In the forum thread about primes below, reproduce word for word everything from "On Dec 6, 2012, at" down to "less than 100.".

= Page =
■ ■ ■ ■
Date: Dec 7, 2012 9:16 AM
Author: Robert Hansen
Subject: Re: A Good Activity

I haven't seen this rule before but if you do just the first two iterations of the sieve of Eratosthenes you can see how this pattern arises.

Bob Hansen

On Dec 6, 2012, at 2:16 PM, Paul Tanner <upprho@gmail.com> wrote:

> On Thu, Dec 6, 2012 at 11:06 AM, Robert Hansen <bob@rsccore.com> wrote:
>> The other night, my son and I worked out all the primes less than 100.
>>

>
> One of the "little theorems" or "tricks" on the primes that could come
> in handy is that all primes greater than 3 are either 1 less or 1
> greater than some multiple of 6 - the set of all primes greater than 3
> is a subset of of the set of all positive integers 6c-1 or 6c+1 for
> all positive integers c. (It makes it easier to recall all the primes
> up to whatever number - just count up multiples of six and at each
> count try to recall which of the two numbers in question are composite
> and which of the two are prime.
>
> I wrote two messages using this fact with respect to primes at
> sci.math about a decade ago, to share some things I found with respect
> to the Twin Prime Conjecture:
>
> "Twin prime conjecture restated without reference to primes"
> http://mathforum.org/kb/message.jspa?messageID=507327
>
> "Re: Twin prime conjecture restated without reference to primes"
> http://mathforum.org/kb/message.jspa?messageID=507328
■ ■ ■ ■
= Data section =
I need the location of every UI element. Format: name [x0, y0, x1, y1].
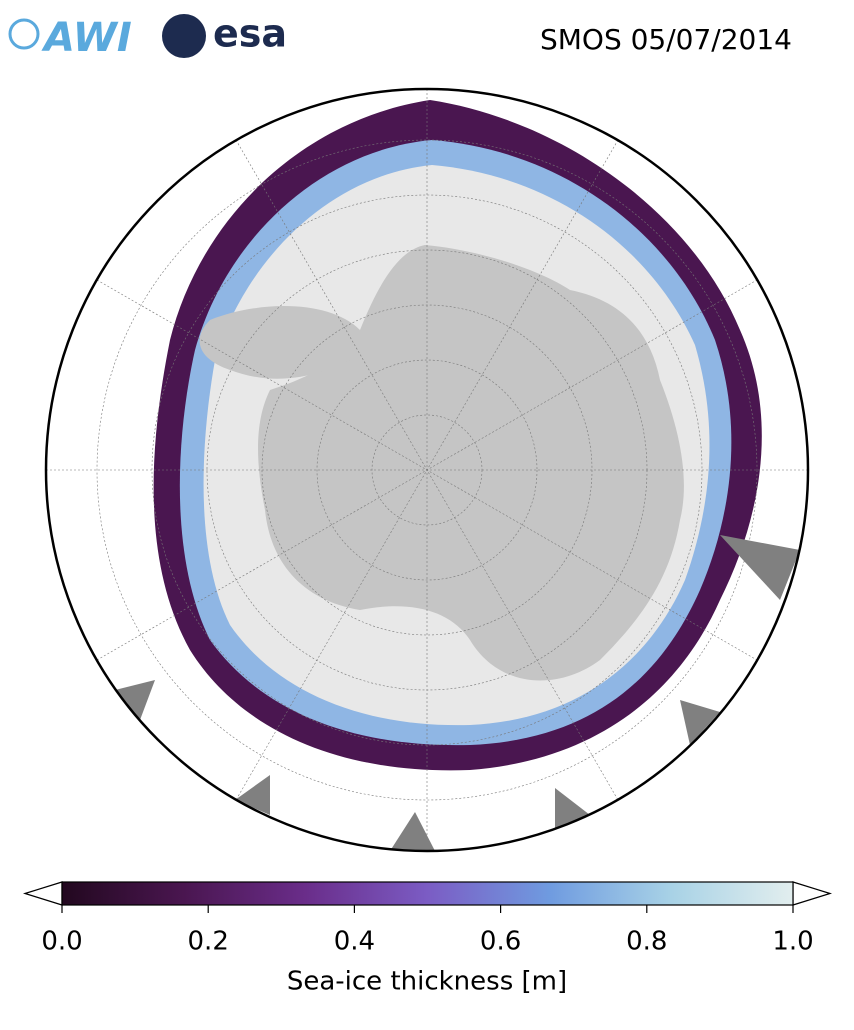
■ ■ ■ ■
= Exercise answer =
On Dec 6, 2012, at 2:16 PM, Paul Tanner <upprho@gmail.com> wrote:

> On Thu, Dec 6, 2012 at 11:06 AM, Robert Hansen <bob@rsccore.com> wrote:
>> The other night, my son and I worked out all the primes less than 100.